**WORK REQUIRED**
List each line in which the string "articoli" appears.

**DATA EXTRACT**
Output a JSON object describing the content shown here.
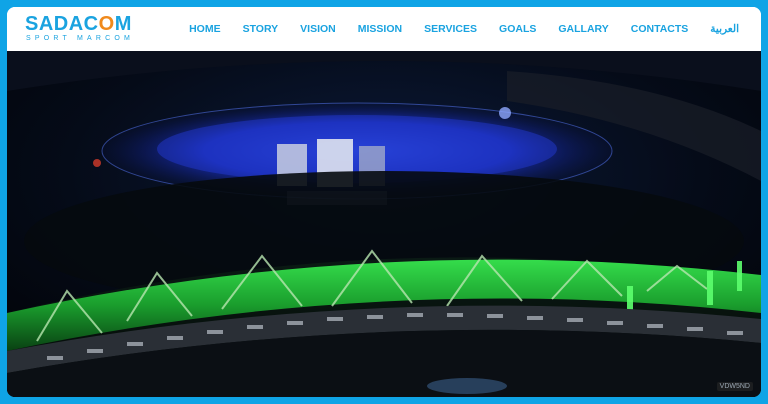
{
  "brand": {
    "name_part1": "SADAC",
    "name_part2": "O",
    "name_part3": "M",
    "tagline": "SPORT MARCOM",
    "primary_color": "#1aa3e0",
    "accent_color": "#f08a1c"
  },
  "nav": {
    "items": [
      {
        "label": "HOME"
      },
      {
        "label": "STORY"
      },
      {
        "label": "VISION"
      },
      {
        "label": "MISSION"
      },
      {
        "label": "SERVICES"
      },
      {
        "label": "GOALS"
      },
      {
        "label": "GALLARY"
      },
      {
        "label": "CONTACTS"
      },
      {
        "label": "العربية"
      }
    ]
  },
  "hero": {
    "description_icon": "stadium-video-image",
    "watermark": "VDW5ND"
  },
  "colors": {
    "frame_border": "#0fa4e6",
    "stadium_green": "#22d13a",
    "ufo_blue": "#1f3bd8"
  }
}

--

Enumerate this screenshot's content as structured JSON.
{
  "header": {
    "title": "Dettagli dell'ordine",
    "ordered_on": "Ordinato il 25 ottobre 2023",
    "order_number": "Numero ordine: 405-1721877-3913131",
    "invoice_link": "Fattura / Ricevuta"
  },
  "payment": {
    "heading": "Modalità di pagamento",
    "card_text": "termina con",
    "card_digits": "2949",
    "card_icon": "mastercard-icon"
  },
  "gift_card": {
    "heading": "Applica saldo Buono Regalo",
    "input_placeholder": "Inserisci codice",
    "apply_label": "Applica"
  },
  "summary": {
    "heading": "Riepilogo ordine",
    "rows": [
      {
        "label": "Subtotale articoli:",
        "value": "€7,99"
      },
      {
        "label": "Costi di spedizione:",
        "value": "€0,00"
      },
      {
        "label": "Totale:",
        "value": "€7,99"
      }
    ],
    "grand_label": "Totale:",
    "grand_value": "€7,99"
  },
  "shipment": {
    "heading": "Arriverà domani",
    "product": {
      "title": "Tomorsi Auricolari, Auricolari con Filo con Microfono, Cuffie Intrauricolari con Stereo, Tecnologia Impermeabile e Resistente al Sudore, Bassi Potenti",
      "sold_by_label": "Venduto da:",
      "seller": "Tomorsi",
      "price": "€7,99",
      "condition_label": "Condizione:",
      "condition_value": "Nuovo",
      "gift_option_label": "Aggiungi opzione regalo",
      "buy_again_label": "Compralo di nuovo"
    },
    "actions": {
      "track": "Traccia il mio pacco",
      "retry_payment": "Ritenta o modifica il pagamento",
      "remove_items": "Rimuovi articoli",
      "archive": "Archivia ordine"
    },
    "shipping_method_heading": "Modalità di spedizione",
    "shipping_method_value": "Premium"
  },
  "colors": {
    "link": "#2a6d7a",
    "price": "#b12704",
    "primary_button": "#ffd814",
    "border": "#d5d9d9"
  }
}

**EXPECTED ANSWER**
        "label": "Subtotale articoli:",
      "remove_items": "Rimuovi articoli",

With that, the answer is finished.